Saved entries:
○ ○ ○ ○ ○ ○ ○
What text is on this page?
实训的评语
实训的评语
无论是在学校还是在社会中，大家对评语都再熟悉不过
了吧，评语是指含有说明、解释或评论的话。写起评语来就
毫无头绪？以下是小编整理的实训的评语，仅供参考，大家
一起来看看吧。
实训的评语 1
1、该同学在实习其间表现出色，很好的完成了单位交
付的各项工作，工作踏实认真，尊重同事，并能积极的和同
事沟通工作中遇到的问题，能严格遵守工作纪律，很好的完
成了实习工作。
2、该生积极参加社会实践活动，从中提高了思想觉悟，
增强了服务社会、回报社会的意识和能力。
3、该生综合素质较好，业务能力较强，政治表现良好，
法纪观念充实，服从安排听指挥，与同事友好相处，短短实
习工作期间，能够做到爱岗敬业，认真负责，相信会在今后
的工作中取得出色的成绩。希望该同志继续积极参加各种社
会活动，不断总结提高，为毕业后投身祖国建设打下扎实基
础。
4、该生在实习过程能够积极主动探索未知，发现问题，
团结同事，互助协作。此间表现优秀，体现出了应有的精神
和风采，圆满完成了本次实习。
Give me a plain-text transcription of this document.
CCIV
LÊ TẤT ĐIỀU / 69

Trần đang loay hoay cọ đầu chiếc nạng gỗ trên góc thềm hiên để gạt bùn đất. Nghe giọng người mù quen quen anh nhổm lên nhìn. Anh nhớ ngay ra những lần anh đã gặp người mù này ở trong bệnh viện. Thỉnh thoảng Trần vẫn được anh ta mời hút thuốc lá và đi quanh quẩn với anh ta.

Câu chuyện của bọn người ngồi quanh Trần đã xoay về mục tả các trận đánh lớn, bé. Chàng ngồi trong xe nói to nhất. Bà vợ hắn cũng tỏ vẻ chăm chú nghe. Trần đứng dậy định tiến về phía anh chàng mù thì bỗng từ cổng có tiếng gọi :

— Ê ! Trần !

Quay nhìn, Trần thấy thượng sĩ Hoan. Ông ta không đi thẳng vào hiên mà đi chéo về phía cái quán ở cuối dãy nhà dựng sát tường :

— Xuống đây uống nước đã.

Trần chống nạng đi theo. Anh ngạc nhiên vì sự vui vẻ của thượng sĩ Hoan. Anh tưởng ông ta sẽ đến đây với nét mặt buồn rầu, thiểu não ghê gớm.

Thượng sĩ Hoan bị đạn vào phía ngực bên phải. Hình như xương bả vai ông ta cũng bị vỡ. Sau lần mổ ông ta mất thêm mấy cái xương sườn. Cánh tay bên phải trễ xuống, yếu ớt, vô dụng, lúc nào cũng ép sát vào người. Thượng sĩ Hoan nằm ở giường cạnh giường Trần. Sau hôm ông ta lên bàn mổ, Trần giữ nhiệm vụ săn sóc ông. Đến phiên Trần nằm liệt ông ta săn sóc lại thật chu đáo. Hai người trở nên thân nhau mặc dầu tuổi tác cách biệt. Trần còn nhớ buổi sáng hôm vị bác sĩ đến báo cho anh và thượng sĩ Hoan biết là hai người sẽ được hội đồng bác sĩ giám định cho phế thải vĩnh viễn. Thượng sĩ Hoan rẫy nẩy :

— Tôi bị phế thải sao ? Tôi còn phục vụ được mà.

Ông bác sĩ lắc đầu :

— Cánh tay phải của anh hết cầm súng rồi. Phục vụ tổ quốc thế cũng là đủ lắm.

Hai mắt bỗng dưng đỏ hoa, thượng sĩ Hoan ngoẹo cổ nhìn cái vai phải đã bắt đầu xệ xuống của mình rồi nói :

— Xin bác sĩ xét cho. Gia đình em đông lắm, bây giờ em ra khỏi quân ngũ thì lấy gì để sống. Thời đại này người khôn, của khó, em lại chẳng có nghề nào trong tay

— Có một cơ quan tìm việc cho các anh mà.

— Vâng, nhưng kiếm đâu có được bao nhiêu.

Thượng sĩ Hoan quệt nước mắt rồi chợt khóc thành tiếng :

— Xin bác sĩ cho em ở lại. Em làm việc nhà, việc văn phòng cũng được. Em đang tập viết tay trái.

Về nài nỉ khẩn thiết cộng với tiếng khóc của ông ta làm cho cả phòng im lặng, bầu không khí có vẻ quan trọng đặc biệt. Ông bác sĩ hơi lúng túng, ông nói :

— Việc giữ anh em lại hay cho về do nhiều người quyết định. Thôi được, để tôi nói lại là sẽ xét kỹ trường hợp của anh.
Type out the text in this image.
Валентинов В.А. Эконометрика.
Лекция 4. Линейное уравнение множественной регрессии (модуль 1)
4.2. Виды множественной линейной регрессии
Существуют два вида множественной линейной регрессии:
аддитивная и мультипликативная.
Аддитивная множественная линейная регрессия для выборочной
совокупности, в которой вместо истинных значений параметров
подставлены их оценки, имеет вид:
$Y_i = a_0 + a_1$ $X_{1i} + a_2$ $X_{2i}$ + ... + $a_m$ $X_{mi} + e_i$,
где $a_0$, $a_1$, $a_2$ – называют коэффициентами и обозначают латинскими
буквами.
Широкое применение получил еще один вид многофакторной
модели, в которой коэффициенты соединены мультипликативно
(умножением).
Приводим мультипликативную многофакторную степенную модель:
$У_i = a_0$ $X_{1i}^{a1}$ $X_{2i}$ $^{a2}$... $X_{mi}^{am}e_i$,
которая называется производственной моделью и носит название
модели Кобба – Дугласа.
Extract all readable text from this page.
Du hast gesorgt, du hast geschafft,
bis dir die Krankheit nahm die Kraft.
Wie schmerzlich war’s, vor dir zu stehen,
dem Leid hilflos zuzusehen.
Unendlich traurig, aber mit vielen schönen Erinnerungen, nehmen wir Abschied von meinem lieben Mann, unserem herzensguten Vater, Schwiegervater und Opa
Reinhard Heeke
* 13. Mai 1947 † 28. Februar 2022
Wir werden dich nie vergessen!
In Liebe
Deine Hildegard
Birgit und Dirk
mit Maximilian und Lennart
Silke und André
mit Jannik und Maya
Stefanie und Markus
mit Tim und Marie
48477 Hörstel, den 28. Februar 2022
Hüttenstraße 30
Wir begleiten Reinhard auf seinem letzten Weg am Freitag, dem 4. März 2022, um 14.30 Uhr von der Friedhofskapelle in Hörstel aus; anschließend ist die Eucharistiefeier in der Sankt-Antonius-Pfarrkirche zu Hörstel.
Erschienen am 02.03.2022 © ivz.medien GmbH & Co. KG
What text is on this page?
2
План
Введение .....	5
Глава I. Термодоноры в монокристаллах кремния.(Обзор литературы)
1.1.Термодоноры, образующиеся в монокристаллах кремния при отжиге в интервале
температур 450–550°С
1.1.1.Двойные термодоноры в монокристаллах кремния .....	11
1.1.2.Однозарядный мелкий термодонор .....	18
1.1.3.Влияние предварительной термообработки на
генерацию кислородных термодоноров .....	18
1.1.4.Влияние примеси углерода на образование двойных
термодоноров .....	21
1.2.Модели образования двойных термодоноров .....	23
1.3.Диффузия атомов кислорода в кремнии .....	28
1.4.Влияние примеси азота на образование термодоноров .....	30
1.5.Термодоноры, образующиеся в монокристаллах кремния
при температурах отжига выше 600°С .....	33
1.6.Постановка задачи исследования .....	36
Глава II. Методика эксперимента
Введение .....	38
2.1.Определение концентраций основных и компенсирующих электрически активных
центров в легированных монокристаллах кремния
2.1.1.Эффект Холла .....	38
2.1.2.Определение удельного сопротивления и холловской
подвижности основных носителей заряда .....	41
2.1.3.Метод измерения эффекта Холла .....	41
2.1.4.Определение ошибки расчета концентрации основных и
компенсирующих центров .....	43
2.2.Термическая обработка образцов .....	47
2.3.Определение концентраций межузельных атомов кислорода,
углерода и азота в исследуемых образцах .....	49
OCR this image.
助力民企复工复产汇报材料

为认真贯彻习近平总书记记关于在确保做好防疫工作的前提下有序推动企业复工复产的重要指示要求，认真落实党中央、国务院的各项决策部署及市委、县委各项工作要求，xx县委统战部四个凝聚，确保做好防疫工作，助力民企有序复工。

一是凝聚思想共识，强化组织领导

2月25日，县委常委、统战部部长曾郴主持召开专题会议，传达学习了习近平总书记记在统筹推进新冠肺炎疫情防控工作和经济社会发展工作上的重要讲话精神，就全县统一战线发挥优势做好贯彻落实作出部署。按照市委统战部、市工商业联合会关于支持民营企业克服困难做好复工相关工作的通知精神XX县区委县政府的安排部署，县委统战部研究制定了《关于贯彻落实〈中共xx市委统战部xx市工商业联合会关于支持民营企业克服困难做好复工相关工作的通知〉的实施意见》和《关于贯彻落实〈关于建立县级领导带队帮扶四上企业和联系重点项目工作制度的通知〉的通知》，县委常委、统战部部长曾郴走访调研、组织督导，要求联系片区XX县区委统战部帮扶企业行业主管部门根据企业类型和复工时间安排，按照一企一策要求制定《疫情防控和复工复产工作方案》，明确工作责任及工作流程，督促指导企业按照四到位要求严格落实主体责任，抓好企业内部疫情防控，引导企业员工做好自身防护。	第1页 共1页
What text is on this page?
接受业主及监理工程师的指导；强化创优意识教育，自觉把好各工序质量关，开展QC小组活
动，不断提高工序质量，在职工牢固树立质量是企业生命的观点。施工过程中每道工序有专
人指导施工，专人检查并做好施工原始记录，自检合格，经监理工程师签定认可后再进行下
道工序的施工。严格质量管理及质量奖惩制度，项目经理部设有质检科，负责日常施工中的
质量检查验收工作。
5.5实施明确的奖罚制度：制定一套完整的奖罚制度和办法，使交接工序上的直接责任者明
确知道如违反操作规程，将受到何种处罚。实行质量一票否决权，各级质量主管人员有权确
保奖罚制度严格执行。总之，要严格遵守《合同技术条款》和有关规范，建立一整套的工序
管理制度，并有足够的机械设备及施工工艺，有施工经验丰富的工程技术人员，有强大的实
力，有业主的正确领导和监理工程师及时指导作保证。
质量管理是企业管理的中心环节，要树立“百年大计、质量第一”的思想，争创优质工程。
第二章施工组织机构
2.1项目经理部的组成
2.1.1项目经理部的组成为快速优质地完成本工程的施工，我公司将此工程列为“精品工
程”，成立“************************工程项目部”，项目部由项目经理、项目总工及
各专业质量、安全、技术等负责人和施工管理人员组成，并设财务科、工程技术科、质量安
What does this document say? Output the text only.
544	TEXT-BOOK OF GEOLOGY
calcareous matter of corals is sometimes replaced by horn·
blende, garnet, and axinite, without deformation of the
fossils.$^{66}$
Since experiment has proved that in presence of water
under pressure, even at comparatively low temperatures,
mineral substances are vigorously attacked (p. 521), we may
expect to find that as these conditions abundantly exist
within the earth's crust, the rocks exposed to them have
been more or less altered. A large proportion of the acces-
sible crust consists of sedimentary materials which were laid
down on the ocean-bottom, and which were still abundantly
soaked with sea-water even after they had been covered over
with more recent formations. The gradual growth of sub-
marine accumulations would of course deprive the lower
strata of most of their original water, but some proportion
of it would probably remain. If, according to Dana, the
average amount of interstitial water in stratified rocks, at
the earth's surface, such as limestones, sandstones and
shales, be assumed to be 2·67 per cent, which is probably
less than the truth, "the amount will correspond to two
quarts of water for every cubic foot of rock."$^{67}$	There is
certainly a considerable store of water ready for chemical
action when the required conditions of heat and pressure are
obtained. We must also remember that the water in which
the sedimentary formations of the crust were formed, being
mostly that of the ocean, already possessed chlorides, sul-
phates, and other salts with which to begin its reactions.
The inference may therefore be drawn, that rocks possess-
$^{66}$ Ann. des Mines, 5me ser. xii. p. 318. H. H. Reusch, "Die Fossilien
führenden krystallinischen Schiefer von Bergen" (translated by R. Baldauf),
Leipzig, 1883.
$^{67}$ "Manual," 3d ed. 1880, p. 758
○ ○ ○ ○ ○ ○ ○
Identify each line containing the string "кислорода" and copy it out.

▸ **Solution to this task**:
1.3.Диффузия атомов кислорода в кремнии .....	28
2.3.Определение концентраций межузельных атомов кислорода,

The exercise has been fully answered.